[WRITTEN REQUEST 1] In the article on the Section 199A deduction, rewrite the passage from "Did you know" to "of this article!", substituting "twenty percent deduction" for "20% deduction".
[WRITTEN REQUEST 2]
Answer these questions using the article on the Section 199A deduction:
(a) In what year was the Tax Cuts and Jobs Act signed into law?
(b) Up to what percentage of qualified business income may eligible taxpayers deduct under Section 199A?
(c) Which kinds of pass-through entities does the article list?
[WRITTEN REQUEST 3] Continue the article on the Section 199A deduction from its last sentence.

[SELECTED TEXT]
* Start *
Did you know your small business income may be eligible for up to a 20% deduction? Thanks to the Tax Cuts and Jobs Act, if you’re an owner of an eligible pass-through entity, a new tax break under Section 199A will allow you to save on qualified business income! This doesn’t apply to every small business, but this a huge deduction for anyone that qualifies. To see if your small business income allows you to take advantage, check out the rest of this article!
The Impact of the Tax Cuts and Jobs Act
In 2017, President Donald Trump signed the Tax Cuts and Jobs Act (TCJA) into law. This act made significant changes for taxpayers, including tax rates and making deductions simpler to benefit from. The TCJA was signed in late December, which made most of the changes take effect the following year, 2018. Because of this, most of the actual changes from the TCJA are still being implemented.
One resulting impact from the TCJA is a new deduction for individual taxpayers. Under Section 199A, taxpayers engaged in pass-through entities are now eligible to deduct up to 20% of their qualified business income. Even making just $10,000 in qualified business income is worth using your deduction on. With a 10% tax rate, your 20% deduction shifts your tax bill from $1,000 to $800. The savings begin to drastically increase as your income and corresponding tax rate increase, but there’s definitely a limit to how much you can claim.
Who Will Qualify for a Deduction?
The important thing to note about Section 199A is that it only applies to qualified business income. This means that not all of your income is eligible for the Section 199A deduction, nor does it apply to the deduction limits. Income you earn from typical sources, like wages or salaries, are not qualified business income. Qualified business income strictly refers to income generated from pass-through entities. This includes sole proprietorships, S corporations, partnerships, and trusts/estates.
Once you know whether or not your income is qualified business income, you can determine just how much you can save. You’re primarily limited by how much money you generate from the entity, but the actual type of business it is will also influence your deduction. There’s also an important distinction for real estate activities and requirements for them to qualify as a trade or business. All three of these factors are crucial for determining how much (if any) of a deduction you will receive.
* End *
[DATA EXCERPTS]
* Start *
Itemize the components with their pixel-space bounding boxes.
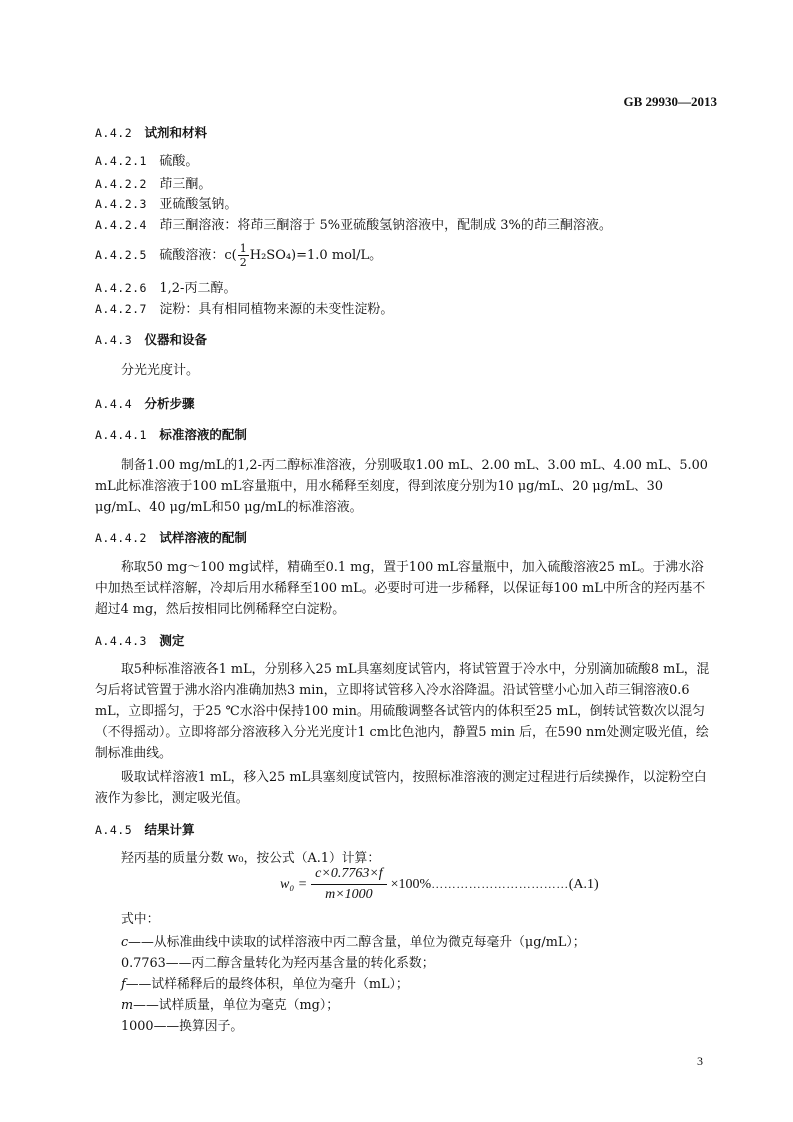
variable-definition xyxy=(121,997,339,1015)
item-number: A.4.2.6 xyxy=(95,281,147,295)
section-title: 分析步骤 xyxy=(144,396,195,411)
list-item xyxy=(95,175,211,194)
section-heading-a443 xyxy=(95,632,184,651)
section-heading-a42 xyxy=(95,124,207,143)
section-number: A.4.2 xyxy=(95,126,133,140)
formula-denominator: m×1000 xyxy=(325,887,373,902)
section-heading-a442 xyxy=(95,529,247,548)
formula-leader-dots: …………………………… xyxy=(431,877,569,891)
section-heading-a43 xyxy=(95,331,207,350)
item-text: 淀粉：具有相同植物来源的未变性淀粉。 xyxy=(159,302,394,317)
section-title: 试剂和材料 xyxy=(144,125,208,140)
list-item xyxy=(95,195,237,214)
variable-symbol: m xyxy=(121,998,134,1013)
paragraph: 吸取试样溶液1 mL，移入25 mL具塞刻度试管内，按照标准溶液的测定过程进行后续操作，以淀粉空白液作为参比，测定吸光值。 xyxy=(95,770,707,806)
section-number: A.4.5 xyxy=(95,823,133,837)
item-text: 亚硫酸氢钠。 xyxy=(159,197,238,212)
where-label: 式中： xyxy=(121,912,160,927)
section-title: 仪器和设备 xyxy=(144,332,208,347)
variable-symbol: f xyxy=(121,977,126,992)
list-item xyxy=(95,279,236,298)
formula-intro: 羟丙基的质量分数 w₀，按公式（A.1）计算： xyxy=(121,851,381,866)
page-number: 3 xyxy=(697,1054,703,1068)
section-heading-a45 xyxy=(95,821,195,840)
paragraph: 分光光度计。 xyxy=(121,363,200,378)
section-heading-a44 xyxy=(95,395,195,414)
item-number: A.4.2.7 xyxy=(95,302,147,316)
paragraph: 制备1.00 mg/mL的1,2-丙二醇标准溶液，分别吸取1.00 mL、2.00 mL、3.00 mL、4.00 mL、5.00 mL此标准溶液于100 mL容量瓶中，用水稀释至刻度，得到浓度分别为10 μg/mL、20 μg/mL、30 μg/mL、40 μg/mL和50 μg/mL的标准溶液。 xyxy=(95,458,708,515)
variable-description: ——试样质量，单位为毫克（mg）； xyxy=(133,998,340,1013)
item-text: 硫酸。 xyxy=(159,154,199,169)
list-item xyxy=(95,216,612,235)
fraction-numerator: 1 xyxy=(239,242,247,255)
variable-description: ——换算因子。 xyxy=(153,1019,244,1034)
item-number: A.4.2.4 xyxy=(95,218,147,232)
section-number: A.4.4.3 xyxy=(95,634,147,648)
standard-number: GB 29930—2013 xyxy=(623,94,717,109)
list-item xyxy=(95,240,382,271)
section-number: A.4.3 xyxy=(95,333,133,347)
item-text: 茚三酮。 xyxy=(159,177,212,192)
variable-definition xyxy=(121,934,586,952)
item-number: A.4.2.1 xyxy=(95,154,147,168)
formula-label: (A.1) xyxy=(568,876,599,892)
section-number: A.4.4.2 xyxy=(95,531,147,545)
list-item xyxy=(95,152,198,171)
formula-a1 xyxy=(280,866,599,903)
item-text: 1,2-丙二醇。 xyxy=(159,281,237,296)
section-title: 结果计算 xyxy=(144,822,195,837)
section-heading-a441 xyxy=(95,426,247,445)
section-number: A.4.4.1 xyxy=(95,428,147,442)
item-number: A.4.2.5 xyxy=(95,248,147,262)
section-title: 标准溶液的配制 xyxy=(159,427,247,442)
paragraph: 称取50 mg～100 mg试样，精确至0.1 mg，置于100 mL容量瓶中，加入硫酸溶液25 mL。于沸水浴中加热至试样溶解，冷却后用水稀释至100 mL。必要时可进一步稀释，以保证每100 mL中所含的羟丙基不超过4 mg，然后按相同比例稀释空白淀粉。 xyxy=(95,560,706,617)
formula-tail: ×100% xyxy=(390,876,432,892)
variable-definition xyxy=(121,1018,243,1036)
variable-symbol: 0.7763 xyxy=(121,956,166,971)
item-text: 茚三酮溶液：将茚三酮溶于 5%亚硫酸氢钠溶液中，配制成 3%的茚三酮溶液。 xyxy=(159,218,612,233)
formula-lhs: w₀ = xyxy=(280,876,308,892)
section-number: A.4.4 xyxy=(95,397,133,411)
variable-symbol: c xyxy=(121,935,129,950)
list-item xyxy=(95,300,393,319)
paragraph: 取5种标准溶液各1 mL，分别移入25 mL具塞刻度试管内，将试管置于冷水中，分别滴加硫酸8 mL，混匀后将试管置于沸水浴内准确加热3 min，立即将试管移入冷水浴降温。沿试管壁小心加入茚三铜溶液0.6 mL，立即摇匀，于25 ℃水浴中保持100 min。用硫酸调整各试管内的体积至25 mL，倒转试管数次以混匀（不得摇动）。立即将部分溶液移入分光光度计1 cm比色池内，静置5 min 后，在590 nm处测定吸光值，绘制标准曲线。 xyxy=(95,662,710,761)
variable-description: ——从标准曲线中读取的试样溶液中丙二醇含量，单位为微克每毫升（μg/mL）； xyxy=(128,935,586,950)
item-number: A.4.2.2 xyxy=(95,177,147,191)
fraction xyxy=(238,242,249,269)
item-text-prefix: 硫酸溶液：c( xyxy=(159,248,237,263)
formula-fraction xyxy=(311,866,387,903)
variable-definition xyxy=(121,955,435,973)
variable-description: ——试样稀释后的最终体积，单位为毫升（mL）； xyxy=(125,977,409,992)
variable-definition xyxy=(121,976,409,994)
variable-description: ——丙二醇含量转化为羟丙基含量的转化系数； xyxy=(165,956,435,971)
fraction-denominator: 2 xyxy=(239,256,247,269)
variable-symbol: 1000 xyxy=(121,1019,154,1034)
section-title: 试样溶液的配制 xyxy=(159,530,247,545)
section-title: 测定 xyxy=(159,633,185,648)
item-text-suffix: H₂SO₄)=1.0 mol/L。 xyxy=(249,248,383,263)
formula-numerator: c×0.7763×f xyxy=(311,866,387,885)
item-number: A.4.2.3 xyxy=(95,197,147,211)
* End *
[OUTPUT 1]
Did you know your small business income may be eligible for up to a twenty percent deduction? Thanks to the Tax Cuts and Jobs Act, if you’re an owner of an eligible pass-through entity, a new tax break under Section 199A will allow you to save on qualified business income! This doesn’t apply to every small business, but this a huge deduction for anyone that qualifies. To see if your small business income allows you to take advantage, check out the rest of this article!

[OUTPUT 2]
(a) 2017
(b) Up to 20%
(c) Sole proprietorships, S corporations, partnerships, and trusts/estates

[OUTPUT 3]
Arguably the most important thing limiting pass-through entity income is how much of it there is. If your total qualified business income (for a single filer) is less than $160,700, then you can claim a full 20% deduction on it, regardless of what type of business it is. If it exceeds $160,700, but is below $210,700, you will receive a reduced reduction.
At this point it is important to determine whether your business is a specified service trade and business or not. Specified service trades and businesses refer to industries where skilled service is provided, like athletics, financial advising, investment management, law, and other related fields. This distinction matters because if you exceed $210,700 in qualified business income, you won’t receive a deduction unless you are not involved in a specified service trade and business.
Qualified business income from specified service trades and businesses will get your deduction prorated based on how close you are to either $160,700 and $210,700. On the other hand, qualified business income from other pass-through entities can still receive a deduction.
Non-Specified Service Trades and Businesses
To determine how much of a deduction you can receive with a non-specified service trade and business, you’ll need to know how much you paid in W-2 wages and the price you paid for qualified property the business owns. You’ll want to find the larger figure between the following two calculations (regardless of whether your business owns qualified property or not):
- If the business doesn’t own any qualified property, then you’ll simply use 50% of W-2 wages.
- If the business does own property, you’ll use 25% of W-2 wages plus 2.5% of the price you paid for any qualified property the business owns.
Once you determine the larger value between the two calculations, you’ll compare it against what 20% of your qualified business income is. Whichever figure is smaller will be your Section 199A deduction if you are not involved in a specified service trade or business. This is important to know for tax planningbecause you can issue more W-2 income for a larger deduction.
What About Real Estate Activities?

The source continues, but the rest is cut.